++++ STORED ROWS ++++

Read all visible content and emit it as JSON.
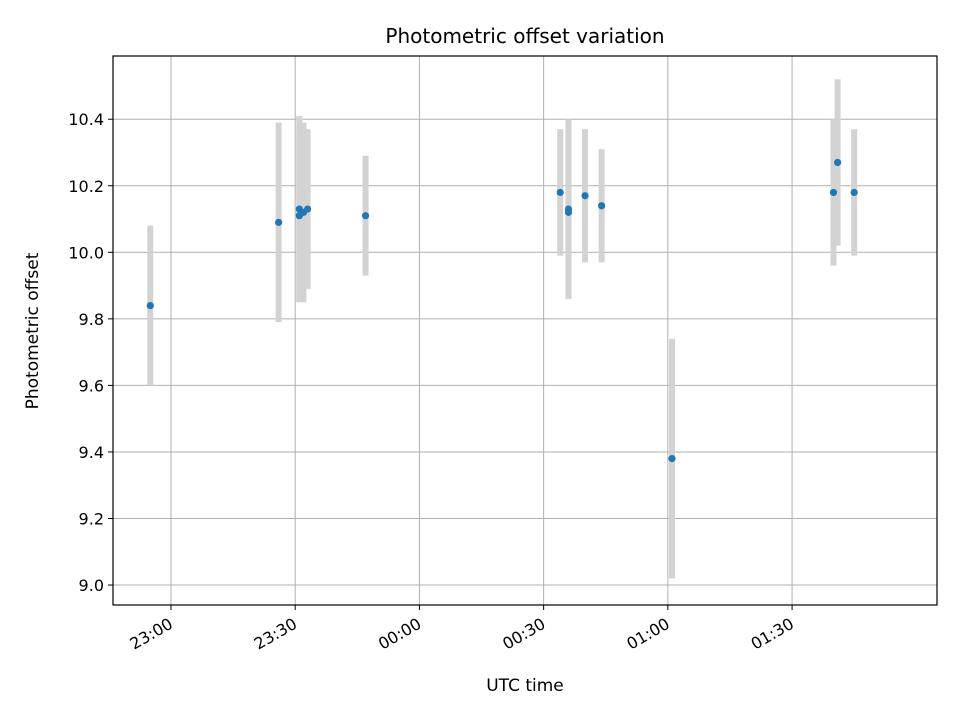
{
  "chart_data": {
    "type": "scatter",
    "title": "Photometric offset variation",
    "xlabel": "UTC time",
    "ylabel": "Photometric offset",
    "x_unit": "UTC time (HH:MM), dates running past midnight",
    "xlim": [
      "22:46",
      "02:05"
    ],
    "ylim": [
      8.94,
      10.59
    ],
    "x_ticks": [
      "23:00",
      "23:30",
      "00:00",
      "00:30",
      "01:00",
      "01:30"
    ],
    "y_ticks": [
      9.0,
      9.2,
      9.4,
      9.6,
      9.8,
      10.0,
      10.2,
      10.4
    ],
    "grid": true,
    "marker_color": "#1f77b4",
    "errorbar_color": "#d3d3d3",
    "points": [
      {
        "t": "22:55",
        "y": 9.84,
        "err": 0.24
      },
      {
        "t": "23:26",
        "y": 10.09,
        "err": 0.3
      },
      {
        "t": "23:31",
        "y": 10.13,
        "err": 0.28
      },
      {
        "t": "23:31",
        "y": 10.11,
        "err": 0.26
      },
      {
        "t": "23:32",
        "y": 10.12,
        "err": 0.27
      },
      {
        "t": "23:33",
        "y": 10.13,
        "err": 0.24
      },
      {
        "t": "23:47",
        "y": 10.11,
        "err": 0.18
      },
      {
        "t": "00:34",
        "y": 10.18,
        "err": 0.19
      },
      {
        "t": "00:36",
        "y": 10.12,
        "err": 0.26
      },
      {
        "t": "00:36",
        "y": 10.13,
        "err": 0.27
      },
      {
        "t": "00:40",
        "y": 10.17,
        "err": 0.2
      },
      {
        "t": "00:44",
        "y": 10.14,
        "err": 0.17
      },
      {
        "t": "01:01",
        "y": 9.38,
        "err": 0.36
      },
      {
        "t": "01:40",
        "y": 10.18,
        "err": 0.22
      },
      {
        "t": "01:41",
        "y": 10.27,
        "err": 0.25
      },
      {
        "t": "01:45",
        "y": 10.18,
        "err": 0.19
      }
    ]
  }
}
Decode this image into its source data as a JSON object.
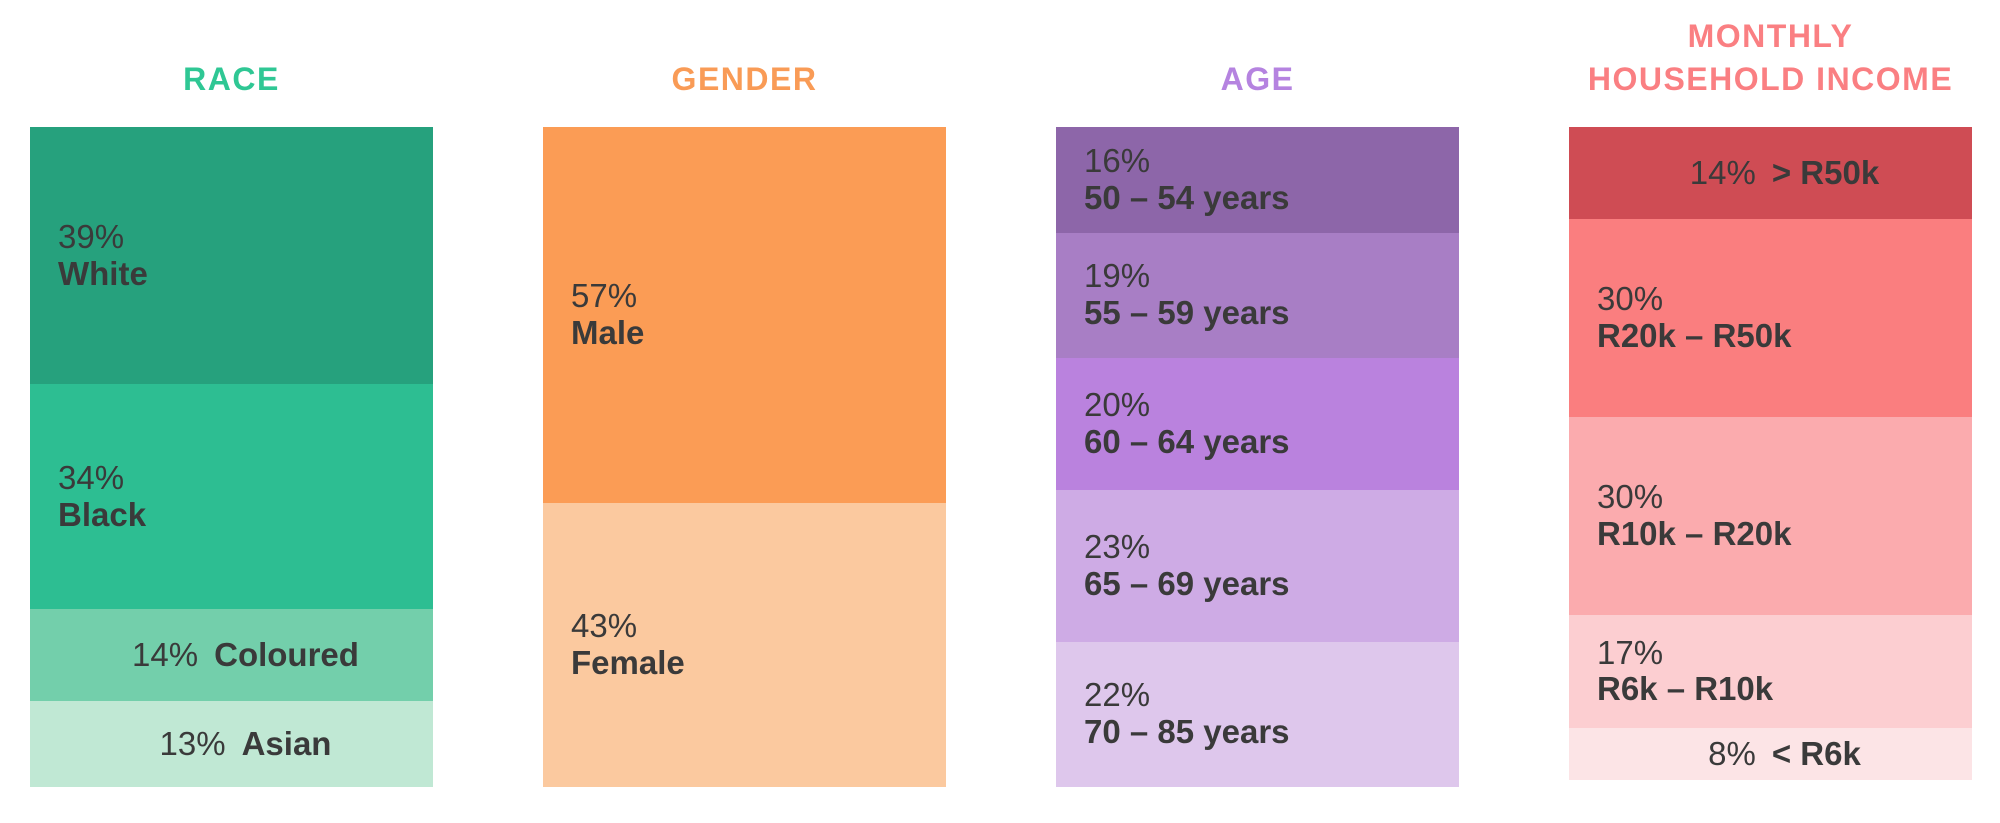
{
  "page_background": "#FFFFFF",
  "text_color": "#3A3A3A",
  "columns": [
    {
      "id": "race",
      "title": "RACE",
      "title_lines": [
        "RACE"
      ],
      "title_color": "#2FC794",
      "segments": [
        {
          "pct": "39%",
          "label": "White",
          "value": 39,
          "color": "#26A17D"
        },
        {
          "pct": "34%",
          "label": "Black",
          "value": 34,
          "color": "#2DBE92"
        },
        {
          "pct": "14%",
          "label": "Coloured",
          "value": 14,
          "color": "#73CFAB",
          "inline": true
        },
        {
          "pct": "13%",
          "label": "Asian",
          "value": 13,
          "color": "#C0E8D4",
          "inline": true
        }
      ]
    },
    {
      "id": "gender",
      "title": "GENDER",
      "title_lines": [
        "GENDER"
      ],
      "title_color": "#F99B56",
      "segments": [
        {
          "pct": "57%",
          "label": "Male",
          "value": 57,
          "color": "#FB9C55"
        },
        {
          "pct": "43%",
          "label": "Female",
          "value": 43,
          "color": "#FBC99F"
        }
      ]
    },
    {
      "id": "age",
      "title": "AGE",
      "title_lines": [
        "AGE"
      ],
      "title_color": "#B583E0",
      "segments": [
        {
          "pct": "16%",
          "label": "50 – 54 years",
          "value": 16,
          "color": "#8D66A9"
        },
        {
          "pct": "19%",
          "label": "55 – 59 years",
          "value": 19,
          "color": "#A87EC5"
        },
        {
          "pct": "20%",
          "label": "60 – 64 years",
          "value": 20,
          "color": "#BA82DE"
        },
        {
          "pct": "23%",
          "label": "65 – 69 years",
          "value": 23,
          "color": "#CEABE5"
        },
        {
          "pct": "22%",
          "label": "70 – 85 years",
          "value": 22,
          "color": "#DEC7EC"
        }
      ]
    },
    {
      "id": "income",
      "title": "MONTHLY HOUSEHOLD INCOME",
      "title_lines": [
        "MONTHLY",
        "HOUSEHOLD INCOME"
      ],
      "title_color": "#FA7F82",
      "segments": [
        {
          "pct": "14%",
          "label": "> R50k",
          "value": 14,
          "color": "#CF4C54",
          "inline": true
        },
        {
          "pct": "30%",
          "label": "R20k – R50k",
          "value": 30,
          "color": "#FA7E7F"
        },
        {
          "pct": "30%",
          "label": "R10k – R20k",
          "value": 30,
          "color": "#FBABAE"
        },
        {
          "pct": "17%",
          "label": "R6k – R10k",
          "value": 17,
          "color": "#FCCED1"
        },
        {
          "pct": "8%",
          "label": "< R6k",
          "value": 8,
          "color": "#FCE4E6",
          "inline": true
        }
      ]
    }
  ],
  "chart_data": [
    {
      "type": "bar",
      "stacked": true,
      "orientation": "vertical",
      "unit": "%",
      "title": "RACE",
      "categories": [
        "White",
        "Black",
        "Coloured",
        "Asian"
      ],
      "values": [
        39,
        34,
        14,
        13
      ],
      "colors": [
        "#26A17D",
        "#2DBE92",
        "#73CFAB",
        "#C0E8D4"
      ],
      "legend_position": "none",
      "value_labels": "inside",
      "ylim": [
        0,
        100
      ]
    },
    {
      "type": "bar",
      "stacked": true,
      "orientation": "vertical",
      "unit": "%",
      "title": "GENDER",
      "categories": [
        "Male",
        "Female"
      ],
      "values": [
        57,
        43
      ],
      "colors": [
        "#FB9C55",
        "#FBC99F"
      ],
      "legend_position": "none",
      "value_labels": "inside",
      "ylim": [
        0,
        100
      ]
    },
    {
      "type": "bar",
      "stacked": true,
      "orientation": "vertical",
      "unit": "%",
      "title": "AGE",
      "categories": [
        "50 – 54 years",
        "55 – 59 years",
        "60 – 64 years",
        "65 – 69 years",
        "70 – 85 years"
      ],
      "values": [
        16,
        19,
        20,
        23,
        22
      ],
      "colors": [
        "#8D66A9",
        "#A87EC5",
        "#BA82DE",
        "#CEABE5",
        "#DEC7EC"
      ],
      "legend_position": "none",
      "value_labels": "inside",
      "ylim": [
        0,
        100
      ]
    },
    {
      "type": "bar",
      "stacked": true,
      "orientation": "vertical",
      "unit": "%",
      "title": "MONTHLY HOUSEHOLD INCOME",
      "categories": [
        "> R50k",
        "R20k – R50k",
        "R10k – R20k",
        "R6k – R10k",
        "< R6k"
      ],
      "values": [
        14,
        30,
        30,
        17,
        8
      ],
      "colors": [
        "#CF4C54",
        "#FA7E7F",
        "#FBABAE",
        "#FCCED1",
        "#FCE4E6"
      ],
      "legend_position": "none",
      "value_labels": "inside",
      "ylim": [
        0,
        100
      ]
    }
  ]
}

++++

** AIM OF THE EXERCISE **
Omit the pictures. Transcribe every record exactly.

** WRITTEN SOLUTION **
Read all visible content and emit it as JSON.
{
  "chart_data": {
    "type": "scatter",
    "title": "Photometric offset variation",
    "xlabel": "UTC time",
    "ylabel": "Photometric offset",
    "x_unit": "UTC time (HH:MM), dates running past midnight",
    "xlim": [
      "22:46",
      "02:05"
    ],
    "ylim": [
      8.94,
      10.59
    ],
    "x_ticks": [
      "23:00",
      "23:30",
      "00:00",
      "00:30",
      "01:00",
      "01:30"
    ],
    "y_ticks": [
      9.0,
      9.2,
      9.4,
      9.6,
      9.8,
      10.0,
      10.2,
      10.4
    ],
    "grid": true,
    "marker_color": "#1f77b4",
    "errorbar_color": "#d3d3d3",
    "points": [
      {
        "t": "22:55",
        "y": 9.84,
        "err": 0.24
      },
      {
        "t": "23:26",
        "y": 10.09,
        "err": 0.3
      },
      {
        "t": "23:31",
        "y": 10.13,
        "err": 0.28
      },
      {
        "t": "23:31",
        "y": 10.11,
        "err": 0.26
      },
      {
        "t": "23:32",
        "y": 10.12,
        "err": 0.27
      },
      {
        "t": "23:33",
        "y": 10.13,
        "err": 0.24
      },
      {
        "t": "23:47",
        "y": 10.11,
        "err": 0.18
      },
      {
        "t": "00:34",
        "y": 10.18,
        "err": 0.19
      },
      {
        "t": "00:36",
        "y": 10.12,
        "err": 0.26
      },
      {
        "t": "00:36",
        "y": 10.13,
        "err": 0.27
      },
      {
        "t": "00:40",
        "y": 10.17,
        "err": 0.2
      },
      {
        "t": "00:44",
        "y": 10.14,
        "err": 0.17
      },
      {
        "t": "01:01",
        "y": 9.38,
        "err": 0.36
      },
      {
        "t": "01:40",
        "y": 10.18,
        "err": 0.22
      },
      {
        "t": "01:41",
        "y": 10.27,
        "err": 0.25
      },
      {
        "t": "01:45",
        "y": 10.18,
        "err": 0.19
      }
    ]
  }
}
Decode this image into its source data as a JSON object.
{
  "page_background": "#FFFFFF",
  "text_color": "#3A3A3A",
  "columns": [
    {
      "id": "race",
      "title": "RACE",
      "title_lines": [
        "RACE"
      ],
      "title_color": "#2FC794",
      "segments": [
        {
          "pct": "39%",
          "label": "White",
          "value": 39,
          "color": "#26A17D"
        },
        {
          "pct": "34%",
          "label": "Black",
          "value": 34,
          "color": "#2DBE92"
        },
        {
          "pct": "14%",
          "label": "Coloured",
          "value": 14,
          "color": "#73CFAB",
          "inline": true
        },
        {
          "pct": "13%",
          "label": "Asian",
          "value": 13,
          "color": "#C0E8D4",
          "inline": true
        }
      ]
    },
    {
      "id": "gender",
      "title": "GENDER",
      "title_lines": [
        "GENDER"
      ],
      "title_color": "#F99B56",
      "segments": [
        {
          "pct": "57%",
          "label": "Male",
          "value": 57,
          "color": "#FB9C55"
        },
        {
          "pct": "43%",
          "label": "Female",
          "value": 43,
          "color": "#FBC99F"
        }
      ]
    },
    {
      "id": "age",
      "title": "AGE",
      "title_lines": [
        "AGE"
      ],
      "title_color": "#B583E0",
      "segments": [
        {
          "pct": "16%",
          "label": "50 – 54 years",
          "value": 16,
          "color": "#8D66A9"
        },
        {
          "pct": "19%",
          "label": "55 – 59 years",
          "value": 19,
          "color": "#A87EC5"
        },
        {
          "pct": "20%",
          "label": "60 – 64 years",
          "value": 20,
          "color": "#BA82DE"
        },
        {
          "pct": "23%",
          "label": "65 – 69 years",
          "value": 23,
          "color": "#CEABE5"
        },
        {
          "pct": "22%",
          "label": "70 – 85 years",
          "value": 22,
          "color": "#DEC7EC"
        }
      ]
    },
    {
      "id": "income",
      "title": "MONTHLY HOUSEHOLD INCOME",
      "title_lines": [
        "MONTHLY",
        "HOUSEHOLD INCOME"
      ],
      "title_color": "#FA7F82",
      "segments": [
        {
          "pct": "14%",
          "label": "> R50k",
          "value": 14,
          "color": "#CF4C54",
          "inline": true
        },
        {
          "pct": "30%",
          "label": "R20k – R50k",
          "value": 30,
          "color": "#FA7E7F"
        },
        {
          "pct": "30%",
          "label": "R10k – R20k",
          "value": 30,
          "color": "#FBABAE"
        },
        {
          "pct": "17%",
          "label": "R6k – R10k",
          "value": 17,
          "color": "#FCCED1"
        },
        {
          "pct": "8%",
          "label": "< R6k",
          "value": 8,
          "color": "#FCE4E6",
          "inline": true
        }
      ]
    }
  ],
  "chart_data": [
    {
      "type": "bar",
      "stacked": true,
      "orientation": "vertical",
      "unit": "%",
      "title": "RACE",
      "categories": [
        "White",
        "Black",
        "Coloured",
        "Asian"
      ],
      "values": [
        39,
        34,
        14,
        13
      ],
      "colors": [
        "#26A17D",
        "#2DBE92",
        "#73CFAB",
        "#C0E8D4"
      ],
      "legend_position": "none",
      "value_labels": "inside",
      "ylim": [
        0,
        100
      ]
    },
    {
      "type": "bar",
      "stacked": true,
      "orientation": "vertical",
      "unit": "%",
      "title": "GENDER",
      "categories": [
        "Male",
        "Female"
      ],
      "values": [
        57,
        43
      ],
      "colors": [
        "#FB9C55",
        "#FBC99F"
      ],
      "legend_position": "none",
      "value_labels": "inside",
      "ylim": [
        0,
        100
      ]
    },
    {
      "type": "bar",
      "stacked": true,
      "orientation": "vertical",
      "unit": "%",
      "title": "AGE",
      "categories": [
        "50 – 54 years",
        "55 – 59 years",
        "60 – 64 years",
        "65 – 69 years",
        "70 – 85 years"
      ],
      "values": [
        16,
        19,
        20,
        23,
        22
      ],
      "colors": [
        "#8D66A9",
        "#A87EC5",
        "#BA82DE",
        "#CEABE5",
        "#DEC7EC"
      ],
      "legend_position": "none",
      "value_labels": "inside",
      "ylim": [
        0,
        100
      ]
    },
    {
      "type": "bar",
      "stacked": true,
      "orientation": "vertical",
      "unit": "%",
      "title": "MONTHLY HOUSEHOLD INCOME",
      "categories": [
        "> R50k",
        "R20k – R50k",
        "R10k – R20k",
        "R6k – R10k",
        "< R6k"
      ],
      "values": [
        14,
        30,
        30,
        17,
        8
      ],
      "colors": [
        "#CF4C54",
        "#FA7E7F",
        "#FBABAE",
        "#FCCED1",
        "#FCE4E6"
      ],
      "legend_position": "none",
      "value_labels": "inside",
      "ylim": [
        0,
        100
      ]
    }
  ]
}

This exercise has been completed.